#### What is needed
Return, from the data that follows, each line that holds the word "Click".

#### Source data
━━━━━━━━

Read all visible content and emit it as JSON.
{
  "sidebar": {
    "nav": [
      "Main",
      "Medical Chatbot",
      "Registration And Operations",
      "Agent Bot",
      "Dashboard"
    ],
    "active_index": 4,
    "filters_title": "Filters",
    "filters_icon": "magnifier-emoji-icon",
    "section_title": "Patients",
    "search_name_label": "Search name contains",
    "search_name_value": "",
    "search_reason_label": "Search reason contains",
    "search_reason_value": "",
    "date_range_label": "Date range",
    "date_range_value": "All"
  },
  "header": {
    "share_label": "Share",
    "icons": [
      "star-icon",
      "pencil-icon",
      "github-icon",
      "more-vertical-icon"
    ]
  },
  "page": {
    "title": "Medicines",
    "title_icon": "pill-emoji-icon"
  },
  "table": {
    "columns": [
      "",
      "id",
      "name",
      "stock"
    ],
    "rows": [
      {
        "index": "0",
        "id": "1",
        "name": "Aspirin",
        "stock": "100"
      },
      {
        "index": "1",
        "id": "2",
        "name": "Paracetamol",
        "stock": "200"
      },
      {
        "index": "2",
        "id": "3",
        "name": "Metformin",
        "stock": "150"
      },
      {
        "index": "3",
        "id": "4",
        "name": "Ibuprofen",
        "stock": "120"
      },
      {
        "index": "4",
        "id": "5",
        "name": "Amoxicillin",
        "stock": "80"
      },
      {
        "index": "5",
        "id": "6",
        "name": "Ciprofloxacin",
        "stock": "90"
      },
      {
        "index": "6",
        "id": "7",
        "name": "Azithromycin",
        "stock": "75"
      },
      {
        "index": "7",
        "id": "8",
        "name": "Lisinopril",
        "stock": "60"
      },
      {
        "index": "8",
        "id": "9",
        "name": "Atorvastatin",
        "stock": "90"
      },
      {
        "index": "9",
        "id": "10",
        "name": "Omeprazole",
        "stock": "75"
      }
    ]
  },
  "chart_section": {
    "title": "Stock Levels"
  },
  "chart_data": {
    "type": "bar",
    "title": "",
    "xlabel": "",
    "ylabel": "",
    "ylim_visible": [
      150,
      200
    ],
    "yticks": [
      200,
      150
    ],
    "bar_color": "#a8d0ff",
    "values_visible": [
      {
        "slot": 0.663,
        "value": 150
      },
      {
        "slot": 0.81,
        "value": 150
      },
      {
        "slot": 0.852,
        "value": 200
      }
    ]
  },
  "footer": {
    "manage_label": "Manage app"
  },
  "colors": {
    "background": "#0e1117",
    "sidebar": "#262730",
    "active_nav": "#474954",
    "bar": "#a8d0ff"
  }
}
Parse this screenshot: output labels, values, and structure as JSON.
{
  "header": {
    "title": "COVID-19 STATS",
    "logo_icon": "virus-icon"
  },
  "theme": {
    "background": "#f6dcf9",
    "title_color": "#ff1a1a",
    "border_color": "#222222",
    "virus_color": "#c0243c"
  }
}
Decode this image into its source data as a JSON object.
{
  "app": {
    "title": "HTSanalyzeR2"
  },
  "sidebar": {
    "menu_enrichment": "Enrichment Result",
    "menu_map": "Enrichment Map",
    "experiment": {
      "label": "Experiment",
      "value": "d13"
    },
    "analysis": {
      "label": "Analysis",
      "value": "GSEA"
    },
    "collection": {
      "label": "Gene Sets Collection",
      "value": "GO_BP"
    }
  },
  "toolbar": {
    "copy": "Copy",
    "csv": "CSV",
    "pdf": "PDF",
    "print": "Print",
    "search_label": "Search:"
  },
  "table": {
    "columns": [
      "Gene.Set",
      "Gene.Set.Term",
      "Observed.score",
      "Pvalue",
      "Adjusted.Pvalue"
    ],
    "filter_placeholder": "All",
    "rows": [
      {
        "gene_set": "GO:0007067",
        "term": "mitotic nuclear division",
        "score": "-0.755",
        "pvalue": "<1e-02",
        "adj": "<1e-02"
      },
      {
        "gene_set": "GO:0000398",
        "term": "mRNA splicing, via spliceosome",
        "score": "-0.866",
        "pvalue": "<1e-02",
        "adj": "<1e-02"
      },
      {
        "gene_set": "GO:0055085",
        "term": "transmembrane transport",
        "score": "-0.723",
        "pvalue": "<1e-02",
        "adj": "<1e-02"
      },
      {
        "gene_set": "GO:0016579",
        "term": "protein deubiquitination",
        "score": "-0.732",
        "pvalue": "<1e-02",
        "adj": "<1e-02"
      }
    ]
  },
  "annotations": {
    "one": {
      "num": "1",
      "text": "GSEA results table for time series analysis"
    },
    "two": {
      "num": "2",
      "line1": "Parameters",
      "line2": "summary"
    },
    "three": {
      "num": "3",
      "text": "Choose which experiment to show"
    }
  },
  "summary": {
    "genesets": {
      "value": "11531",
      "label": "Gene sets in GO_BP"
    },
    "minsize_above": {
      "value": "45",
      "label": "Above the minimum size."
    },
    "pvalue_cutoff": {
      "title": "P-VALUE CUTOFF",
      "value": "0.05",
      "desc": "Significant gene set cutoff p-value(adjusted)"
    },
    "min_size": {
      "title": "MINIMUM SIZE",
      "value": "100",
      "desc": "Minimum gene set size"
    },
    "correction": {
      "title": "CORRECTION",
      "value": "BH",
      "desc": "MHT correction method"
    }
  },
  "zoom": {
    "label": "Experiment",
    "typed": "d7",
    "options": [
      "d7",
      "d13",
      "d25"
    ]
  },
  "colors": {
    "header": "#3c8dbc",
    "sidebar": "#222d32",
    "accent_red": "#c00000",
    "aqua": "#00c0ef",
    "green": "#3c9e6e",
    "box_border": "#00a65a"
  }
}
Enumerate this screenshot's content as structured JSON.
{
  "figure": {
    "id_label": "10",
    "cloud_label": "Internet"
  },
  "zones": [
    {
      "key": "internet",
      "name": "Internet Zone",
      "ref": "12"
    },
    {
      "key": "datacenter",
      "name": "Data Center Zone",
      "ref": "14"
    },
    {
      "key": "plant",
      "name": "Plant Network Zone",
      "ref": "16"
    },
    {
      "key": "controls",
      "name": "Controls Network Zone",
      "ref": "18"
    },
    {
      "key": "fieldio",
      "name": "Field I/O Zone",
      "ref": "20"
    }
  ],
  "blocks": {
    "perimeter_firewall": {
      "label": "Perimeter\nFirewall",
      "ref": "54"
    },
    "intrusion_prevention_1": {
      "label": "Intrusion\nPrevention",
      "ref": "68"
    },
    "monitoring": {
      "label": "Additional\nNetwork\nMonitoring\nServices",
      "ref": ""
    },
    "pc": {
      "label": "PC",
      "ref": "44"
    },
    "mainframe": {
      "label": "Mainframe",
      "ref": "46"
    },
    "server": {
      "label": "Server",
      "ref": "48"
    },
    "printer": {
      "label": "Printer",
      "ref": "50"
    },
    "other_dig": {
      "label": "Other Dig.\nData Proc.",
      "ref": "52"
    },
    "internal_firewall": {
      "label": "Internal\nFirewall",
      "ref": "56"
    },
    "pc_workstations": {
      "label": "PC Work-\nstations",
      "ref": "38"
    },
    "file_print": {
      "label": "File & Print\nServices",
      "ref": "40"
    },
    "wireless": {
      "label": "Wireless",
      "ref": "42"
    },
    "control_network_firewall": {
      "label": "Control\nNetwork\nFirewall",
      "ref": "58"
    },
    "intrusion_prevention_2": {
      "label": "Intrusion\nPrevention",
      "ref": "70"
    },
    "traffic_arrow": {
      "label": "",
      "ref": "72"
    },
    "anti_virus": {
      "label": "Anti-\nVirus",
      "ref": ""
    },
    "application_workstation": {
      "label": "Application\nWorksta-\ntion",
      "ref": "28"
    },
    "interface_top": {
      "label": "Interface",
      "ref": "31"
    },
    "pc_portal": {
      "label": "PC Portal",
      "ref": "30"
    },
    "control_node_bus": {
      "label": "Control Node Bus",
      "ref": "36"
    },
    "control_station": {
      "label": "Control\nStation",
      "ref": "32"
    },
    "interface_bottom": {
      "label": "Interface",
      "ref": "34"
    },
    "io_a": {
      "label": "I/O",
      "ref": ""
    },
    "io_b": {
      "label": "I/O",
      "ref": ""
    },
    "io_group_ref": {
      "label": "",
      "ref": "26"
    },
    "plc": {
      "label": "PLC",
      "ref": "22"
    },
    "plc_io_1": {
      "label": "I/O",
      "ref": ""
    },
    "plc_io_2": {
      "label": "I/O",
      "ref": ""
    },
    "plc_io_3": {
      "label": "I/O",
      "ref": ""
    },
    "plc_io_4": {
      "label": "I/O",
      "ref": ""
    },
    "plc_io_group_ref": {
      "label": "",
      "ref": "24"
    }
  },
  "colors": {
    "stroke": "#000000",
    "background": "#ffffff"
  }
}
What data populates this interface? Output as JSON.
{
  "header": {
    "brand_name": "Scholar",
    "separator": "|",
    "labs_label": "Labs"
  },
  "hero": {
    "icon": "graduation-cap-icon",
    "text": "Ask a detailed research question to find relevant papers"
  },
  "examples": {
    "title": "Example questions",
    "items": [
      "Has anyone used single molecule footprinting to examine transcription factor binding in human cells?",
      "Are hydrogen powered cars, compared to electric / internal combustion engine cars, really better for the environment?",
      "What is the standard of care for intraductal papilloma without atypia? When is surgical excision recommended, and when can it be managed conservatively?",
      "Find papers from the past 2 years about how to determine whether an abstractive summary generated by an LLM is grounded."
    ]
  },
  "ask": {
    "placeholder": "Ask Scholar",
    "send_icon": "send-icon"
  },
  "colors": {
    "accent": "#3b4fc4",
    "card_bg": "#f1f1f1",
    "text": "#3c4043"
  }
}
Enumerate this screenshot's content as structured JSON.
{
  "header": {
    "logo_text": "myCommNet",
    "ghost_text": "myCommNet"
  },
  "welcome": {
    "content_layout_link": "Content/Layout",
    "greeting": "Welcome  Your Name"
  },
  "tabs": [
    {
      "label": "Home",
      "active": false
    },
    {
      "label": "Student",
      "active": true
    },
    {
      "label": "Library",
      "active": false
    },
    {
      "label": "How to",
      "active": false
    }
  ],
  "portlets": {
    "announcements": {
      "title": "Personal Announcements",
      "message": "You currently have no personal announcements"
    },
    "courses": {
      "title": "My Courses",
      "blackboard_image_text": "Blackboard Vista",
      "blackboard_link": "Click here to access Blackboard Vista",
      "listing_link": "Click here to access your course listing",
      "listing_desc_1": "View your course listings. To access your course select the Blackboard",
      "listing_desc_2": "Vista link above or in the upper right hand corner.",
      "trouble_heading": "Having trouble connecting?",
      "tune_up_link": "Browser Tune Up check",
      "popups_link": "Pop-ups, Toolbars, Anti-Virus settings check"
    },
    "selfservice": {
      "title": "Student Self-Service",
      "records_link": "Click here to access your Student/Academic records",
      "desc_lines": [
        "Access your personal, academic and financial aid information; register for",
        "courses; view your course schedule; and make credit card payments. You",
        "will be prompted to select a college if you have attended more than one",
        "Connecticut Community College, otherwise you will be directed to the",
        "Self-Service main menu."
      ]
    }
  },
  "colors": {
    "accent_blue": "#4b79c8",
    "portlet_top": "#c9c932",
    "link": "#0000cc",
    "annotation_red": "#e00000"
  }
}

━━━━━━━━

#### Worked solution
      "blackboard_link": "Click here to access Blackboard Vista",
      "listing_link": "Click here to access your course listing",
      "records_link": "Click here to access your Student/Academic records",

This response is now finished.